_WHAT TO DO_.
Transcribe the records that follow in their entirety, omitting any pictures.

---------- SOURCE DATA

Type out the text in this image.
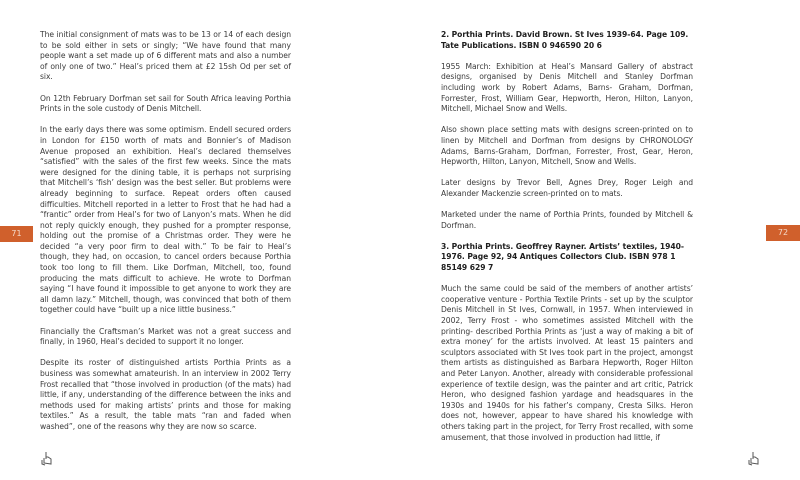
The initial consignment of mats was to be 13 or 14 of each design to be sold either in sets or singly; “We have found that many people want a set made up of 6 different mats and also a number of only one of two.” Heal’s priced them at £2 15sh Od per set of six.

On 12th February Dorfman set sail for South Africa leaving Porthia Prints in the sole custody of Denis Mitchell.

In the early days there was some optimism. Endell secured orders in London for £150 worth of mats and Bonnier’s of Madison Avenue proposed an exhibition. Heal’s declared themselves “satisfied” with the sales of the first few weeks. Since the mats were designed for the dining table, it is perhaps not surprising that Mitchell’s ‘fish’ design was the best seller. But problems were already beginning to surface. Repeat orders often caused difficulties. Mitchell reported in a letter to Frost that he had had a “frantic” order from Heal’s for two of Lanyon’s mats. When he did not reply quickly enough, they pushed for a prompter response, holding out the promise of a Christmas order. They were he decided “a very poor firm to deal with.” To be fair to Heal’s though, they had, on occasion, to cancel orders because Porthia took too long to fill them. Like Dorfman, Mitchell, too, found producing the mats difficult to achieve. He wrote to Dorfman saying “I have found it impossible to get anyone to work they are all damn lazy.” Mitchell, though, was convinced that both of them together could have “built up a nice little business.”

Financially the Craftsman’s Market was not a great success and finally, in 1960, Heal’s decided to support it no longer.

Despite its roster of distinguished artists Porthia Prints as a business was somewhat amateurish. In an interview in 2002 Terry Frost recalled that “those involved in production (of the mats) had little, if any, understanding of the difference between the inks and methods used for making artists’ prints and those for making textiles.” As a result, the table mats “ran and faded when washed”, one of the reasons why they are now so scarce.

71

2. Porthia Prints. David Brown. St Ives 1939-64. Page 109. Tate Publications. ISBN 0 946590 20 6

1955 March: Exhibition at Heal’s Mansard Gallery of abstract designs, organised by Denis Mitchell and Stanley Dorfman including work by Robert Adams, Barns- Graham, Dorfman, Forrester, Frost, William Gear, Hepworth, Heron, Hilton, Lanyon, Mitchell, Michael Snow and Wells.

Also shown place setting mats with designs screen-printed on to linen by Mitchell and Dorfman from designs by CHRONOLOGY Adams, Barns-Graham, Dorfman, Forrester, Frost, Gear, Heron, Hepworth, Hilton, Lanyon, Mitchell, Snow and Wells.

Later designs by Trevor Bell, Agnes Drey, Roger Leigh and Alexander Mackenzie screen-printed on to mats.

Marketed under the name of Porthia Prints, founded by Mitchell & Dorfman.

3. Porthia Prints. Geoffrey Rayner. Artists’ textiles, 1940-1976. Page 92, 94 Antiques Collectors Club. ISBN 978 1 85149 629 7

Much the same could be said of the members of another artists’ cooperative venture - Porthia Textile Prints - set up by the sculptor Denis Mitchell in St Ives, Cornwall, in 1957. When interviewed in 2002, Terry Frost - who sometimes assisted Mitchell with the printing- described Porthia Prints as ‘just a way of making a bit of extra money’ for the artists involved. At least 15 painters and sculptors associated with St Ives took part in the project, amongst them artists as distinguished as Barbara Hepworth, Roger Hilton and Peter Lanyon. Another, already with considerable professional experience of textile design, was the painter and art critic, Patrick Heron, who designed fashion yardage and headsquares in the 1930s and 1940s for his father’s company, Cresta Silks. Heron does not, however, appear to have shared his knowledge with others taking part in the project, for Terry Frost recalled, with some amusement, that those involved in production had little, if

72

--------------------

_THE RESULT_.
Type out the text in this image.
The initial consignment of mats was to be 13 or 14 of each design to be sold either in sets or singly; “We have found that many people want a set made up of 6 different mats and also a number of only one of two.” Heal’s priced them at £2 15sh Od per set of six.

On 12th February Dorfman set sail for South Africa leaving Porthia Prints in the sole custody of Denis Mitchell.

In the early days there was some optimism. Endell secured orders in London for £150 worth of mats and Bonnier’s of Madison Avenue proposed an exhibition. Heal’s declared themselves “satisfied” with the sales of the first few weeks. Since the mats were designed for the dining table, it is perhaps not surprising that Mitchell’s ‘fish’ design was the best seller. But problems were already beginning to surface. Repeat orders often caused difficulties. Mitchell reported in a letter to Frost that he had had a “frantic” order from Heal’s for two of Lanyon’s mats. When he did not reply quickly enough, they pushed for a prompter response, holding out the promise of a Christmas order. They were he decided “a very poor firm to deal with.” To be fair to Heal’s though, they had, on occasion, to cancel orders because Porthia took too long to fill them. Like Dorfman, Mitchell, too, found producing the mats difficult to achieve. He wrote to Dorfman saying “I have found it impossible to get anyone to work they are all damn lazy.” Mitchell, though, was convinced that both of them together could have “built up a nice little business.”

Financially the Craftsman’s Market was not a great success and finally, in 1960, Heal’s decided to support it no longer.

Despite its roster of distinguished artists Porthia Prints as a business was somewhat amateurish. In an interview in 2002 Terry Frost recalled that “those involved in production (of the mats) had little, if any, understanding of the difference between the inks and methods used for making artists’ prints and those for making textiles.” As a result, the table mats “ran and faded when washed”, one of the reasons why they are now so scarce.

71

2. Porthia Prints. David Brown. St Ives 1939-64. Page 109. Tate Publications. ISBN 0 946590 20 6

1955 March: Exhibition at Heal’s Mansard Gallery of abstract designs, organised by Denis Mitchell and Stanley Dorfman including work by Robert Adams, Barns- Graham, Dorfman, Forrester, Frost, William Gear, Hepworth, Heron, Hilton, Lanyon, Mitchell, Michael Snow and Wells.

Also shown place setting mats with designs screen-printed on to linen by Mitchell and Dorfman from designs by CHRONOLOGY Adams, Barns-Graham, Dorfman, Forrester, Frost, Gear, Heron, Hepworth, Hilton, Lanyon, Mitchell, Snow and Wells.

Later designs by Trevor Bell, Agnes Drey, Roger Leigh and Alexander Mackenzie screen-printed on to mats.

Marketed under the name of Porthia Prints, founded by Mitchell & Dorfman.

3. Porthia Prints. Geoffrey Rayner. Artists’ textiles, 1940-1976. Page 92, 94 Antiques Collectors Club. ISBN 978 1 85149 629 7

Much the same could be said of the members of another artists’ cooperative venture - Porthia Textile Prints - set up by the sculptor Denis Mitchell in St Ives, Cornwall, in 1957. When interviewed in 2002, Terry Frost - who sometimes assisted Mitchell with the printing- described Porthia Prints as ‘just a way of making a bit of extra money’ for the artists involved. At least 15 painters and sculptors associated with St Ives took part in the project, amongst them artists as distinguished as Barbara Hepworth, Roger Hilton and Peter Lanyon. Another, already with considerable professional experience of textile design, was the painter and art critic, Patrick Heron, who designed fashion yardage and headsquares in the 1930s and 1940s for his father’s company, Cresta Silks. Heron does not, however, appear to have shared his knowledge with others taking part in the project, for Terry Frost recalled, with some amusement, that those involved in production had little, if

72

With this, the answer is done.